--- Start INPUT ROWS ---
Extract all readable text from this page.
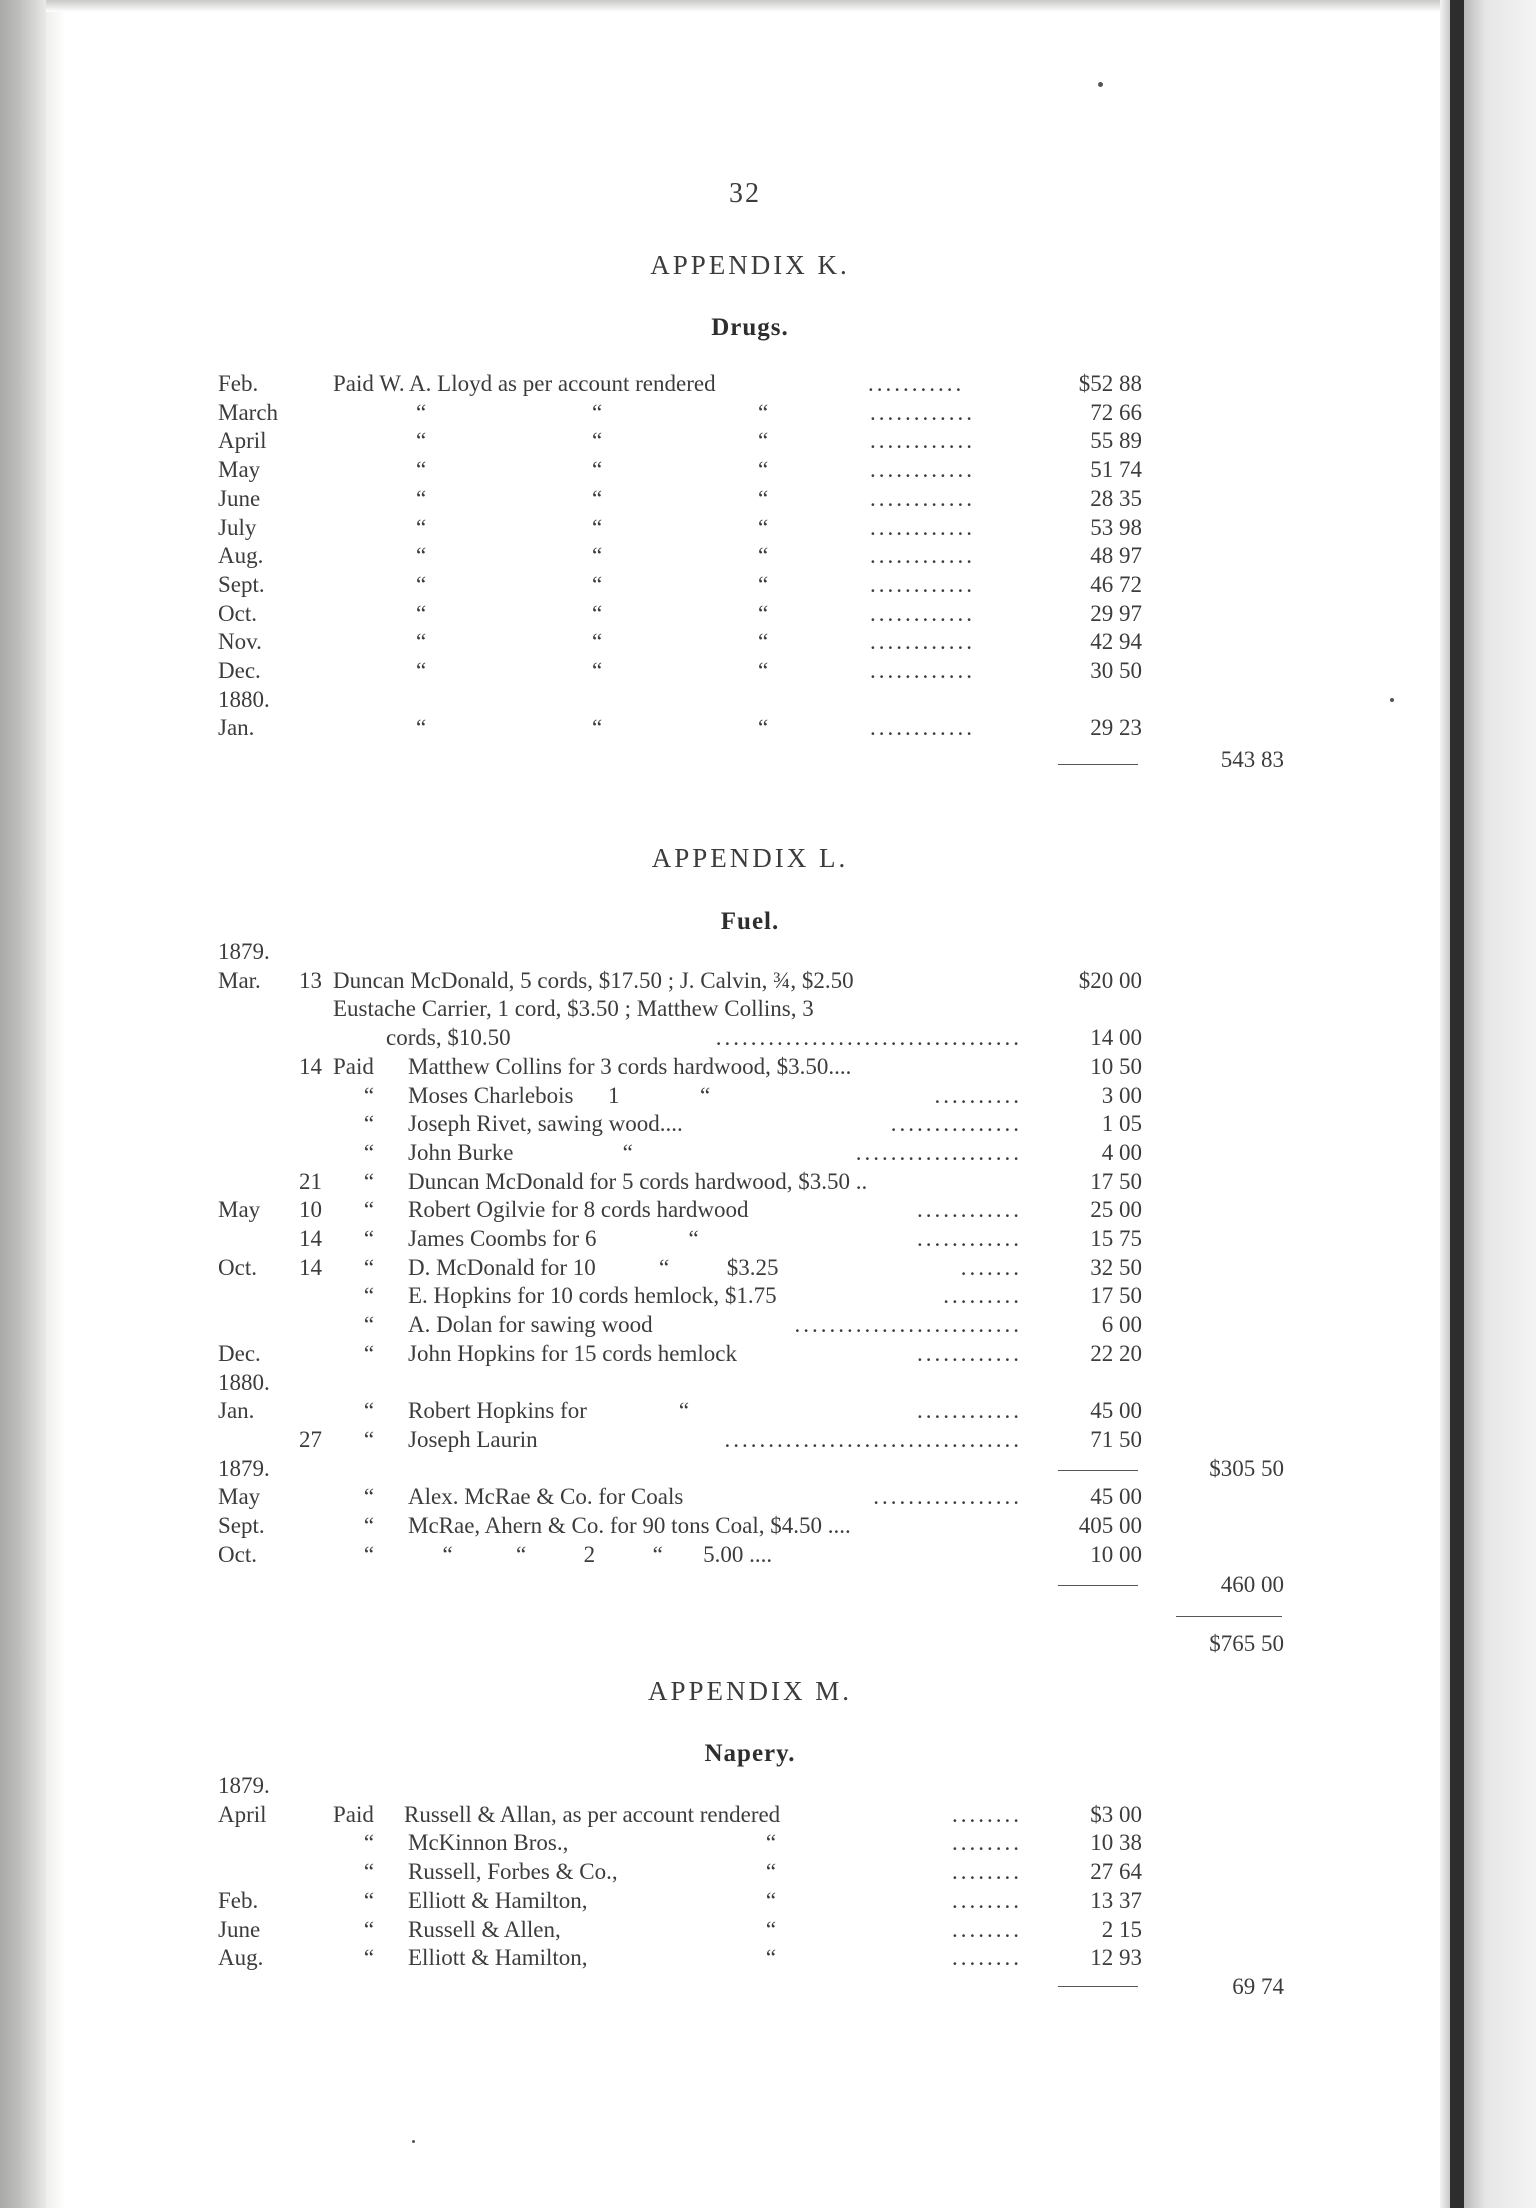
32
APPENDIX K.
Drugs.
Feb.	Paid W. A. Lloyd as per account rendered	...........	$52 88
March	“	“	“	............	72 66
April	“	“	“	............	55 89
May	“	“	“	............	51 74
June	“	“	“	............	28 35
July	“	“	“	............	53 98
Aug.	“	“	“	............	48 97
Sept.	“	“	“	............	46 72
Oct.	“	“	“	............	29 97
Nov.	“	“	“	............	42 94
Dec.	“	“	“	............	30 50
1880.
Jan.	“	“	“	............	29 23
543 83
APPENDIX L.
Fuel.
1879.
Mar.	13 Duncan McDonald, 5 cords, $17.50 ; J. Calvin, ¾, $2.50	$20 00
Eustache Carrier, 1 cord, $3.50 ; Matthew Collins, 3
cords, $10.50	...................................	14 00
14 Paid Matthew Collins for 3 cords hardwood, $3.50....	10 50
“ Moses Charlebois      1              “	..........	3 00
“ Joseph Rivet, sawing wood....	...............	1 05
“ John Burke                   “	...................	4 00
21 “ Duncan McDonald for 5 cords hardwood, $3.50 ..	17 50
May	10 “ Robert Ogilvie for 8 cords hardwood	............	25 00
14 “ James Coombs for 6                “	............	15 75
Oct.	14 “ D. McDonald for 10           “          $3.25	.......	32 50
“ E. Hopkins for 10 cords hemlock, $1.75	.........	17 50
“ A. Dolan for sawing wood	..........................	6 00
Dec.	“ John Hopkins for 15 cords hemlock	............	22 20
1880.
Jan.	“ Robert Hopkins for                “	............	45 00
27 “ Joseph Laurin	..................................	71 50
1879.	$305 50
May	“ Alex. McRae & Co. for Coals	.................	45 00
Sept.	“ McRae, Ahern & Co. for 90 tons Coal, $4.50 ....	405 00
Oct.	“ “           “          2          “       5.00 ....	10 00
460 00
$765 50
APPENDIX M.
Napery.
1879.
April	Paid Russell & Allan, as per account rendered	........	$3 00
“ McKinnon Bros.,	“	........	10 38
“ Russell, Forbes & Co.,	“	........	27 64
Feb.	“ Elliott & Hamilton,	“	........	13 37
June	“ Russell & Allen,	“	........	2 15
Aug.	“ Elliott & Hamilton,	“	........	12 93
69 74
--- End INPUT ROWS ---
* **OBJECTIVE**
Reproduce the whole listing above word for word, but not its pictures.

* **TASK SOLUTION**
Extract all readable text from this page.
32
APPENDIX K.
Drugs.
Feb.	Paid W. A. Lloyd as per account rendered	...........	$52 88
March	“	“	“	............	72 66
April	“	“	“	............	55 89
May	“	“	“	............	51 74
June	“	“	“	............	28 35
July	“	“	“	............	53 98
Aug.	“	“	“	............	48 97
Sept.	“	“	“	............	46 72
Oct.	“	“	“	............	29 97
Nov.	“	“	“	............	42 94
Dec.	“	“	“	............	30 50
1880.
Jan.	“	“	“	............	29 23
543 83
APPENDIX L.
Fuel.
1879.
Mar.	13 Duncan McDonald, 5 cords, $17.50 ; J. Calvin, ¾, $2.50	$20 00
Eustache Carrier, 1 cord, $3.50 ; Matthew Collins, 3
cords, $10.50	...................................	14 00
14 Paid Matthew Collins for 3 cords hardwood, $3.50....	10 50
“ Moses Charlebois      1              “	..........	3 00
“ Joseph Rivet, sawing wood....	...............	1 05
“ John Burke                   “	...................	4 00
21 “ Duncan McDonald for 5 cords hardwood, $3.50 ..	17 50
May	10 “ Robert Ogilvie for 8 cords hardwood	............	25 00
14 “ James Coombs for 6                “	............	15 75
Oct.	14 “ D. McDonald for 10           “          $3.25	.......	32 50
“ E. Hopkins for 10 cords hemlock, $1.75	.........	17 50
“ A. Dolan for sawing wood	..........................	6 00
Dec.	“ John Hopkins for 15 cords hemlock	............	22 20
1880.
Jan.	“ Robert Hopkins for                “	............	45 00
27 “ Joseph Laurin	..................................	71 50
1879.	$305 50
May	“ Alex. McRae & Co. for Coals	.................	45 00
Sept.	“ McRae, Ahern & Co. for 90 tons Coal, $4.50 ....	405 00
Oct.	“ “           “          2          “       5.00 ....	10 00
460 00
$765 50
APPENDIX M.
Napery.
1879.
April	Paid Russell & Allan, as per account rendered	........	$3 00
“ McKinnon Bros.,	“	........	10 38
“ Russell, Forbes & Co.,	“	........	27 64
Feb.	“ Elliott & Hamilton,	“	........	13 37
June	“ Russell & Allen,	“	........	2 15
Aug.	“ Elliott & Hamilton,	“	........	12 93
69 74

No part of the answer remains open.